*** INPUT MATERIAL

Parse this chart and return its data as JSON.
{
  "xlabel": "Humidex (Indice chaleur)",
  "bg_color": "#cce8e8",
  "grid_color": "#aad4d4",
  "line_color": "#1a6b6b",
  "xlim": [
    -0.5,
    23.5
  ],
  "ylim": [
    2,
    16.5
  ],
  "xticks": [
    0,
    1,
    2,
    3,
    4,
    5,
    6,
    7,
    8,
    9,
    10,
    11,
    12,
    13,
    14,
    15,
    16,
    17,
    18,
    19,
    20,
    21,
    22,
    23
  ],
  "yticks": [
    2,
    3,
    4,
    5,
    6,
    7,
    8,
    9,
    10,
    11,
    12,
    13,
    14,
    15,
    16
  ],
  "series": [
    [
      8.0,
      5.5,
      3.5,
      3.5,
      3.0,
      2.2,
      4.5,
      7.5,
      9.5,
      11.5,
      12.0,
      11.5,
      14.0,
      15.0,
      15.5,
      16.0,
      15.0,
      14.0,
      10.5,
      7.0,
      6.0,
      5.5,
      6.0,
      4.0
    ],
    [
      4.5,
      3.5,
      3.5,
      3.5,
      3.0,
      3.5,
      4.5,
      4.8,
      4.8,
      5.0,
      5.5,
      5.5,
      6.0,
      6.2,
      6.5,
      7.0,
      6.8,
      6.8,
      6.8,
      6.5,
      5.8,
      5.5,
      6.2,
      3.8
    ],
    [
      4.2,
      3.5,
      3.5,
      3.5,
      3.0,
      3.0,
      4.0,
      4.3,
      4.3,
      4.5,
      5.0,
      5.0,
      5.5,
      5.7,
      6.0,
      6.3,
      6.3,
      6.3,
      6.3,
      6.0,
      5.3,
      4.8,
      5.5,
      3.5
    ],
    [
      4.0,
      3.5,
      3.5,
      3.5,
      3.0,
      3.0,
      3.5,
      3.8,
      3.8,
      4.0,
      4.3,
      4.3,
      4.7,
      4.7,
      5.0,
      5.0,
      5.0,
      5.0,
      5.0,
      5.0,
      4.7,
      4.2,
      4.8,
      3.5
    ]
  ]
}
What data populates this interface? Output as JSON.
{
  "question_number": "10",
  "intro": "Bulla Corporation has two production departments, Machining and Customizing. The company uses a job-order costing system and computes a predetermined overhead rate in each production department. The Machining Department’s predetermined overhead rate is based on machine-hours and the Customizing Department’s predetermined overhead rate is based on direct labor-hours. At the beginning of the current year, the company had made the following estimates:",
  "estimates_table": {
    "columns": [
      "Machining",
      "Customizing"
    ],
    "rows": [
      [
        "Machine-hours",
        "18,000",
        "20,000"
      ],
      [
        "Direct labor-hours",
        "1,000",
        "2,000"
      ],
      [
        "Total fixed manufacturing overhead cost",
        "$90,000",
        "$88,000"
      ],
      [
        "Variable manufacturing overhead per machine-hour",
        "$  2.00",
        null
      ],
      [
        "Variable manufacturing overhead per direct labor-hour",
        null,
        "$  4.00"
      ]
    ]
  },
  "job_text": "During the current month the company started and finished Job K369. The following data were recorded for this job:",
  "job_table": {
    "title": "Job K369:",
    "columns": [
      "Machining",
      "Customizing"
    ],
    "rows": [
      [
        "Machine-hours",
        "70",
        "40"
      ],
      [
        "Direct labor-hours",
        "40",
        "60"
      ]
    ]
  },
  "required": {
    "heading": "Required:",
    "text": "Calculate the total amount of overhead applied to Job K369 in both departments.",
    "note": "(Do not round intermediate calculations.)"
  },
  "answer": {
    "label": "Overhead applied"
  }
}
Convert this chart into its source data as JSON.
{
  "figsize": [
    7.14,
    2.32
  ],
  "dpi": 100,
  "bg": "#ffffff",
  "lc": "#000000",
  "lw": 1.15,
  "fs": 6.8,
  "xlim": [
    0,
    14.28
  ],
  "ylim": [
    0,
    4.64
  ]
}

******

STATED TASK
Copy out the lines from the line containing "Convert this chart" to the end of the listing above, without alteration.

OUTPUT OF THE TASK
Convert this chart into its source data as JSON.
{
  "figsize": [
    7.14,
    2.32
  ],
  "dpi": 100,
  "bg": "#ffffff",
  "lc": "#000000",
  "lw": 1.15,
  "fs": 6.8,
  "xlim": [
    0,
    14.28
  ],
  "ylim": [
    0,
    4.64
  ]
}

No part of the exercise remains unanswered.